Pictures in the listing should not be copied. Reproduce, word for word, each line from the one holding "Type out the text in this image." through the final line.

* BEGIN Data extract *

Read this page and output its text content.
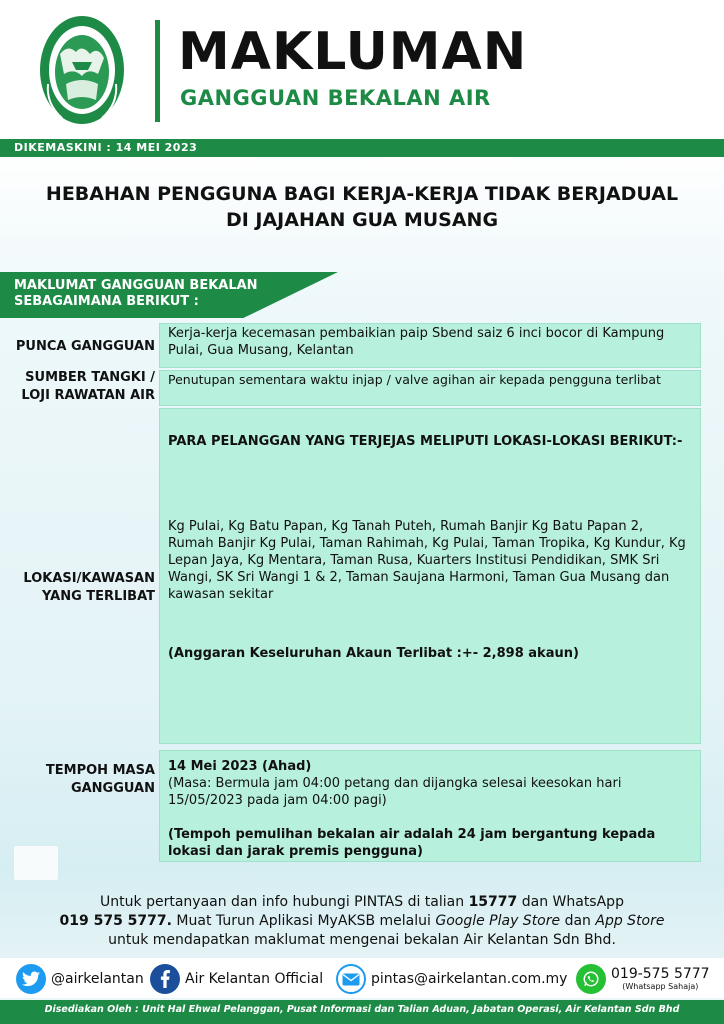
MAKLUMAN
GANGGUAN BEKALAN AIR
DIKEMASKINI : 14 MEI 2023
HEBAHAN PENGGUNA BAGI KERJA-KERJA TIDAK BERJADUAL
DI JAJAHAN GUA MUSANG
MAKLUMAT GANGGUAN BEKALAN
SEBAGAIMANA BERIKUT :
PUNCA GANGGUAN

Kerja-kerja kecemasan pembaikian paip Sbend saiz 6 inci bocor di Kampung Pulai, Gua Musang, Kelantan

SUMBER TANGKI /
LOJI RAWATAN AIR

Penutupan sementara waktu injap / valve agihan air kepada pengguna terlibat

LOKASI/KAWASAN
YANG TERLIBAT

PARA PELANGGAN YANG TERJEJAS MELIPUTI LOKASI-LOKASI BERIKUT:-

Kg Pulai, Kg Batu Papan, Kg Tanah Puteh, Rumah Banjir Kg Batu Papan 2, Rumah Banjir Kg Pulai, Taman Rahimah, Kg Pulai, Taman Tropika, Kg Kundur, Kg Lepan Jaya, Kg Mentara, Taman Rusa, Kuarters Institusi Pendidikan, SMK Sri Wangi, SK Sri Wangi 1 & 2, Taman Saujana Harmoni, Taman Gua Musang dan kawasan sekitar

(Anggaran Keseluruhan Akaun Terlibat :+- 2,898 akaun)

TEMPOH MASA
GANGGUAN

14 Mei 2023 (Ahad)

(Masa: Bermula jam 04:00 petang dan dijangka selesai keesokan hari 15/05/2023 pada jam 04:00 pagi)

(Tempoh pemulihan bekalan air adalah 24 jam bergantung kepada lokasi dan jarak premis pengguna)

Untuk pertanyaan dan info hubungi PINTAS di talian 15777 dan WhatsApp
019 575 5777. Muat Turun Aplikasi MyAKSB melalui Google Play Store dan App Store
untuk mendapatkan maklumat mengenai bekalan Air Kelantan Sdn Bhd.
@airkelantan	Air Kelantan Official	pintas@airkelantan.com.my	019-575 5777
(Whatsapp Sahaja)
Disediakan Oleh : Unit Hal Ehwal Pelanggan, Pusat Informasi dan Talian Aduan, Jabatan Operasi, Air Kelantan Sdn Bhd
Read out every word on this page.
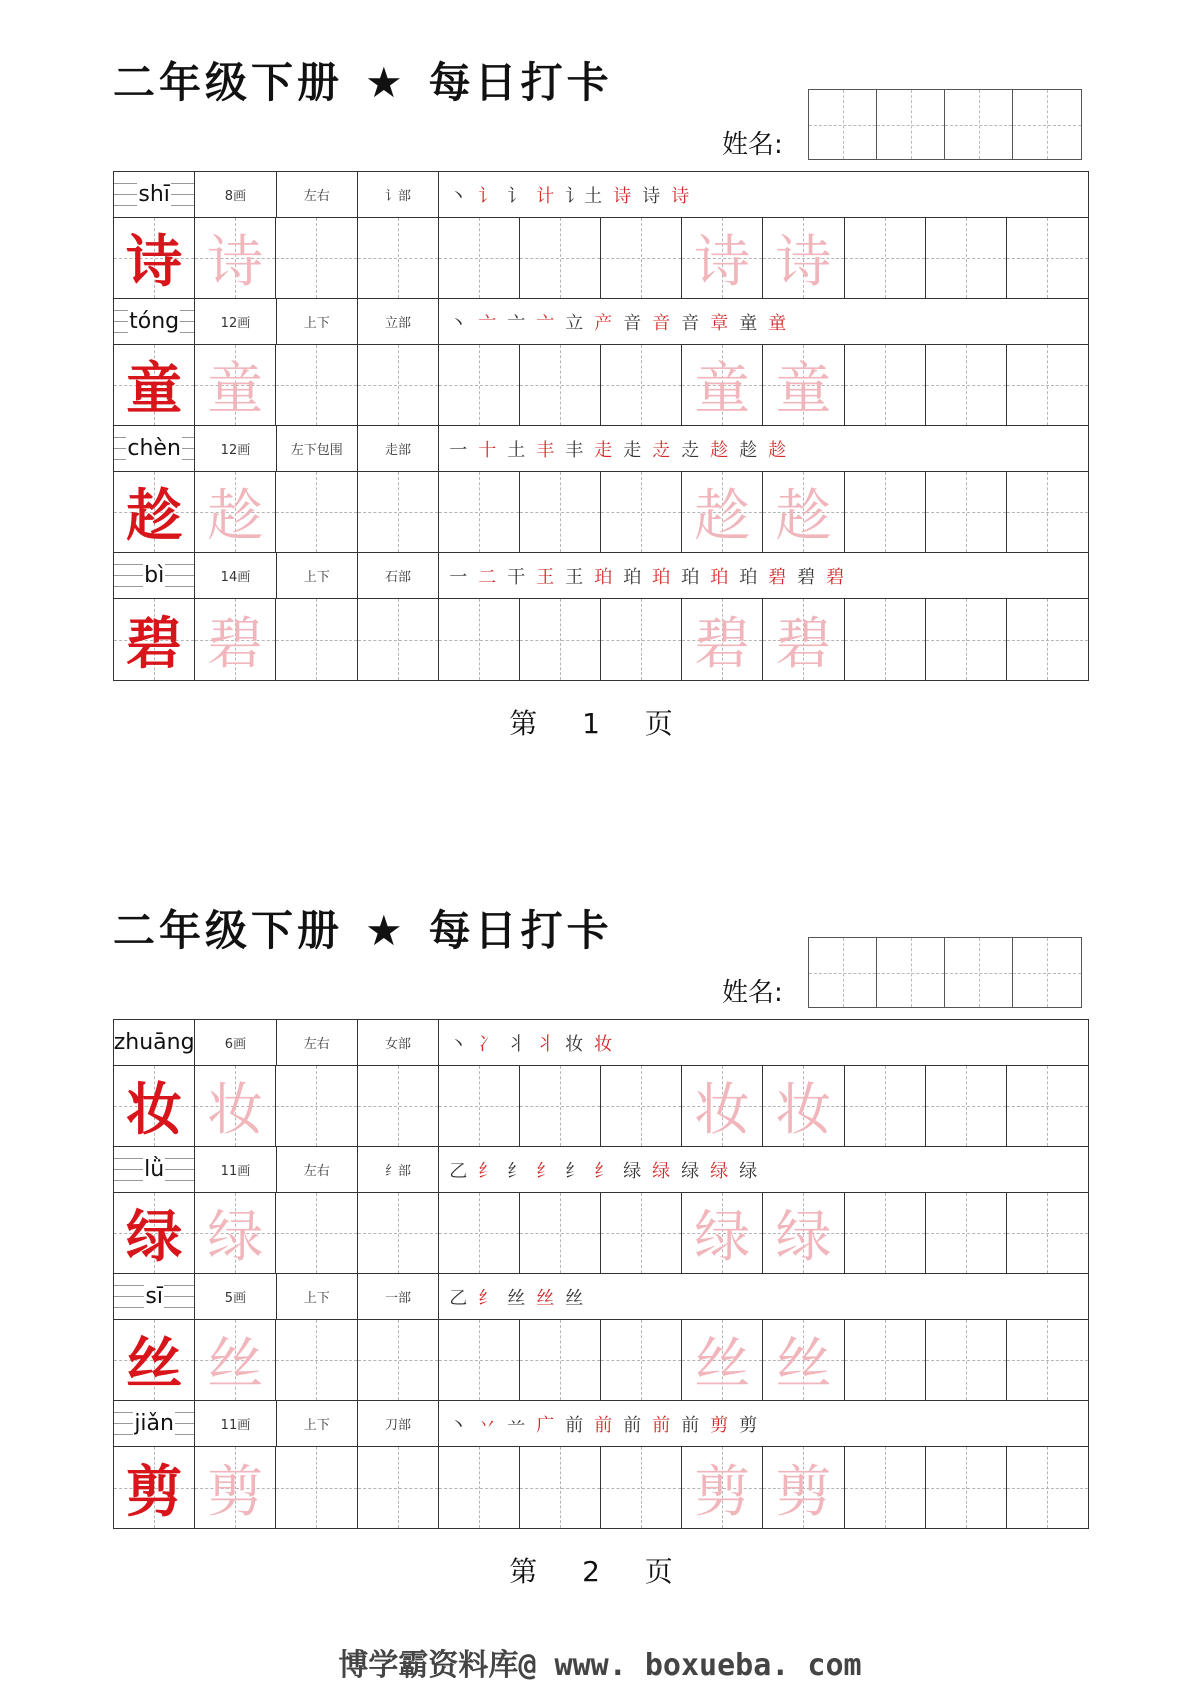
二年级下册 ★ 每日打卡
姓名:
shī	8画	左右	讠部	丶 讠 讠 计 讠土 诗 诗 诗
诗 诗	诗 诗
tóng	12画	上下	立部	丶 亠 亠 亠 立 产 音 音 音 章 童 童
童 童	童 童
chèn	12画	左下包围	走部	一 十 土 丰 丰 走 走 赱 赱 趁 趁 趁
趁 趁	趁 趁
bì	14画	上下	石部	一 二 干 王 王 珀 珀 珀 珀 珀 珀 碧 碧 碧
碧 碧	碧 碧
第 1 页
二年级下册 ★ 每日打卡
姓名:
zhuāng	6画	左右	女部	丶 冫 丬 丬 妆 妆
妆 妆	妆 妆
lǜ	11画	左右	纟部	乙 纟 纟 纟 纟 纟 绿 绿 绿 绿 绿
绿 绿	绿 绿
sī	5画	上下	一部	乙 纟 丝 丝 丝
丝 丝	丝 丝
jiǎn	11画	上下	刀部	丶 丷 䒑 广 前 前 前 前 前 剪 剪
剪 剪	剪 剪
第 2 页
博学霸资料库@ www. boxueba. com
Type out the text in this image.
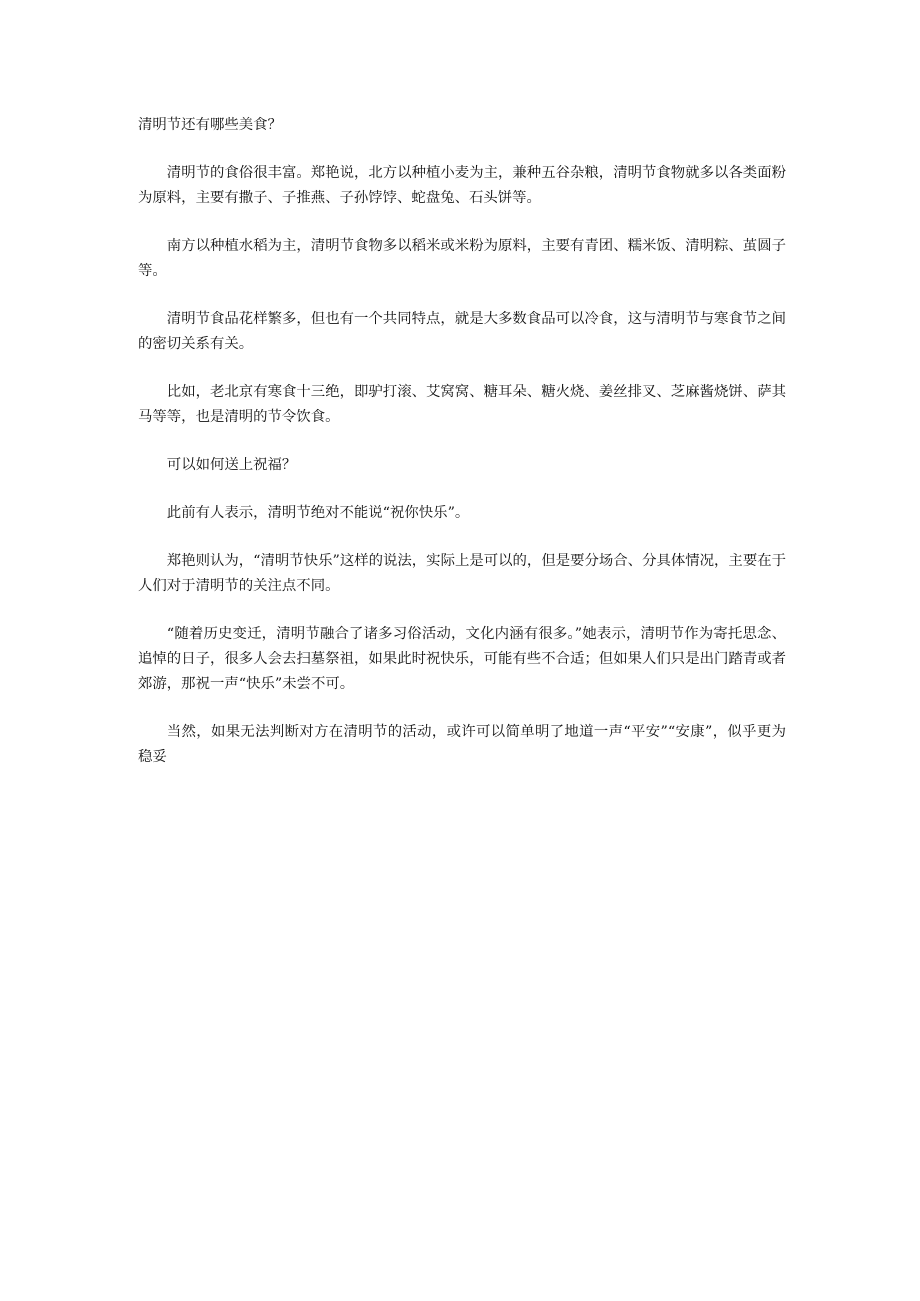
清明节还有哪些美食？

清明节的食俗很丰富。郑艳说，北方以种植小麦为主，兼种五谷杂粮，清明节食物就多以各类面粉为原料，主要有撒子、子推燕、子孙饽饽、蛇盘兔、石头饼等。

南方以种植水稻为主，清明节食物多以稻米或米粉为原料，主要有青团、糯米饭、清明粽、茧圆子等。

清明节食品花样繁多，但也有一个共同特点，就是大多数食品可以冷食，这与清明节与寒食节之间的密切关系有关。

比如，老北京有寒食十三绝，即驴打滚、艾窝窝、糖耳朵、糖火烧、姜丝排叉、芝麻酱烧饼、萨其马等等，也是清明的节令饮食。

可以如何送上祝福？

此前有人表示，清明节绝对不能说“祝你快乐”。

郑艳则认为，“清明节快乐”这样的说法，实际上是可以的，但是要分场合、分具体情况，主要在于人们对于清明节的关注点不同。

“随着历史变迁，清明节融合了诸多习俗活动，文化内涵有很多。”她表示，清明节作为寄托思念、追悼的日子，很多人会去扫墓祭祖，如果此时祝快乐，可能有些不合适；但如果人们只是出门踏青或者郊游，那祝一声“快乐”未尝不可。

当然，如果无法判断对方在清明节的活动，或许可以简单明了地道一声“平安”“安康”，似乎更为稳妥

* END Data extract *

→ Written solution:
Type out the text in this image.
清明节还有哪些美食？

清明节的食俗很丰富。郑艳说，北方以种植小麦为主，兼种五谷杂粮，清明节食物就多以各类面粉为原料，主要有撒子、子推燕、子孙饽饽、蛇盘兔、石头饼等。

南方以种植水稻为主，清明节食物多以稻米或米粉为原料，主要有青团、糯米饭、清明粽、茧圆子等。

清明节食品花样繁多，但也有一个共同特点，就是大多数食品可以冷食，这与清明节与寒食节之间的密切关系有关。

比如，老北京有寒食十三绝，即驴打滚、艾窝窝、糖耳朵、糖火烧、姜丝排叉、芝麻酱烧饼、萨其马等等，也是清明的节令饮食。

可以如何送上祝福？

此前有人表示，清明节绝对不能说“祝你快乐”。

郑艳则认为，“清明节快乐”这样的说法，实际上是可以的，但是要分场合、分具体情况，主要在于人们对于清明节的关注点不同。

“随着历史变迁，清明节融合了诸多习俗活动，文化内涵有很多。”她表示，清明节作为寄托思念、追悼的日子，很多人会去扫墓祭祖，如果此时祝快乐，可能有些不合适；但如果人们只是出门踏青或者郊游，那祝一声“快乐”未尝不可。

当然，如果无法判断对方在清明节的活动，或许可以简单明了地道一声“平安”“安康”，似乎更为稳妥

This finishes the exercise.